■ GIVEN EXERCISE:
Pick out every line holding the string "않습니다" and copy it.

----------

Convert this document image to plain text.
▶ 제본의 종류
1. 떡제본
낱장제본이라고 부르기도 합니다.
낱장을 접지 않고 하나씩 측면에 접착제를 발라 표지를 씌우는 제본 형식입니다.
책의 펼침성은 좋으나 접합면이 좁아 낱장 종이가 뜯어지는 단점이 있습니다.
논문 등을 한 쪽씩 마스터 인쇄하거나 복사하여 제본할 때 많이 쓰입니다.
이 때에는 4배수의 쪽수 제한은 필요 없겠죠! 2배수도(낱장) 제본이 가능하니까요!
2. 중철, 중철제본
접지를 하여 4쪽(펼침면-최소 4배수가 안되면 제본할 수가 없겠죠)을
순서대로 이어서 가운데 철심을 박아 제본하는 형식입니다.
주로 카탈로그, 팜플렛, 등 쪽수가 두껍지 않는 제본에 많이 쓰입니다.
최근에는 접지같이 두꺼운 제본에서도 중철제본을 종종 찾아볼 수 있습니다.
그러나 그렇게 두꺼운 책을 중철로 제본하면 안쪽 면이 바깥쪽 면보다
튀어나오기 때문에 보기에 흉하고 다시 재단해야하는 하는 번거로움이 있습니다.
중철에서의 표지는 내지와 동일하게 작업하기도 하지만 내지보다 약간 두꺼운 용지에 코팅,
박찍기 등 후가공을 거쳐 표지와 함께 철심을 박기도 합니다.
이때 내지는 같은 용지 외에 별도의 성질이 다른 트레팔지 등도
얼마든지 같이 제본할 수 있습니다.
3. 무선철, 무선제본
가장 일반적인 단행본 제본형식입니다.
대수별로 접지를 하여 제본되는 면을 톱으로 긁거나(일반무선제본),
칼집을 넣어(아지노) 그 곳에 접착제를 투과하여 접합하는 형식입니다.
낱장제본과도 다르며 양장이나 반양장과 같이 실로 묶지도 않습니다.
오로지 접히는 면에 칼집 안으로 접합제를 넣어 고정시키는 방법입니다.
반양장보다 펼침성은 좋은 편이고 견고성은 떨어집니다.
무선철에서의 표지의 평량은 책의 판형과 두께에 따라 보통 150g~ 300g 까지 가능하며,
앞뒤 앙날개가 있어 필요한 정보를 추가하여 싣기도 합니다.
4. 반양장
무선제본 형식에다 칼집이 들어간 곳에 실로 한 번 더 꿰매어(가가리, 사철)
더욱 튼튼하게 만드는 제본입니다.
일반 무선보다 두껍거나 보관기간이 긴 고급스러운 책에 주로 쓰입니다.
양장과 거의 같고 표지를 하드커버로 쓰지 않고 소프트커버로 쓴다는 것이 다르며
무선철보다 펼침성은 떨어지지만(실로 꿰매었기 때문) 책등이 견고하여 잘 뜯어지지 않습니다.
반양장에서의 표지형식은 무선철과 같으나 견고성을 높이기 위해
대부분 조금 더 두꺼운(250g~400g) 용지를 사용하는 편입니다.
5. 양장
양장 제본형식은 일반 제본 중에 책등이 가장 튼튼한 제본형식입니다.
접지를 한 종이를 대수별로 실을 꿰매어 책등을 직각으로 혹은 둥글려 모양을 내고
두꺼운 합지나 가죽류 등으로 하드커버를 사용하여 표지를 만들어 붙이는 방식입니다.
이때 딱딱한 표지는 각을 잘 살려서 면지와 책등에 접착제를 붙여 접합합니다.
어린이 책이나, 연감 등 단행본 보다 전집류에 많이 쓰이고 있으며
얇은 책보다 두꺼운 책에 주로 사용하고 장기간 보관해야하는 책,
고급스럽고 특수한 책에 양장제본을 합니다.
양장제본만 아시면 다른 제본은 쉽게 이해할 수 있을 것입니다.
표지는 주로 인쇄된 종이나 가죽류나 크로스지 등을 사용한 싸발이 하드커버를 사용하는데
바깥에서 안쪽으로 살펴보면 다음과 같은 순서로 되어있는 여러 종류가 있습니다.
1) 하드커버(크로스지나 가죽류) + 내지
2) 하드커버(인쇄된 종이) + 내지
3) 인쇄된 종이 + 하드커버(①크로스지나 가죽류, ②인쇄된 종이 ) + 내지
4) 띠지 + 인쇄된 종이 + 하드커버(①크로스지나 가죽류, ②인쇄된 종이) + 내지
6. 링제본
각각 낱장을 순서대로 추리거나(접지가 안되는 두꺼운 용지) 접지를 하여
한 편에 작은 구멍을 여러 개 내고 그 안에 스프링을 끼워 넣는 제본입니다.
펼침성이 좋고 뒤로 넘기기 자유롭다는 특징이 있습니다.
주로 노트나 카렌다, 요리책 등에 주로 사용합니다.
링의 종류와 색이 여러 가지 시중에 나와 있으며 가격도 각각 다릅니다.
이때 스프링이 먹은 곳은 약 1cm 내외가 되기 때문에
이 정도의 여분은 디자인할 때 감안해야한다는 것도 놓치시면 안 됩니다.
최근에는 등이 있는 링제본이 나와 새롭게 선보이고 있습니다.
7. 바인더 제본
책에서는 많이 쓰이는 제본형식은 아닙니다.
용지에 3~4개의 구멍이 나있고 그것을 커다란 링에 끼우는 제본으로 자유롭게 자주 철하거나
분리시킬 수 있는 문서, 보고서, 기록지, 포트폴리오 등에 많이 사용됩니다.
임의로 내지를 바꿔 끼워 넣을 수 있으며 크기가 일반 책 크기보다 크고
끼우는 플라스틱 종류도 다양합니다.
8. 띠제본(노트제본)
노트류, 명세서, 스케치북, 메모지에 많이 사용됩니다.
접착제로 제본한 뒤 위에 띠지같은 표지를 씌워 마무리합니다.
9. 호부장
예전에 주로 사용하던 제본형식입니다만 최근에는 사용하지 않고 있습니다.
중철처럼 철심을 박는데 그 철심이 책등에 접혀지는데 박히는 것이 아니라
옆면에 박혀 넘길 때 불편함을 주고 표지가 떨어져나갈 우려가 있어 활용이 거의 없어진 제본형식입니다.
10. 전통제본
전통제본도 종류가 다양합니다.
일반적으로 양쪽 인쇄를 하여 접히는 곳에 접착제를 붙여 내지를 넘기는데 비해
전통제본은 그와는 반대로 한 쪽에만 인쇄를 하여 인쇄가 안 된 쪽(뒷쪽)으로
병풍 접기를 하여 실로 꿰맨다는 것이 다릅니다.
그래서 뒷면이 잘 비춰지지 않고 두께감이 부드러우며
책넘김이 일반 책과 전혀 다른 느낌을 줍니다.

----------

■ WRITTEN SOLUTION:
낱장제본과도 다르며 양장이나 반양장과 같이 실로 묶지도 않습니다.
무선철보다 펼침성은 떨어지지만(실로 꿰매었기 때문) 책등이 견고하여 잘 뜯어지지 않습니다.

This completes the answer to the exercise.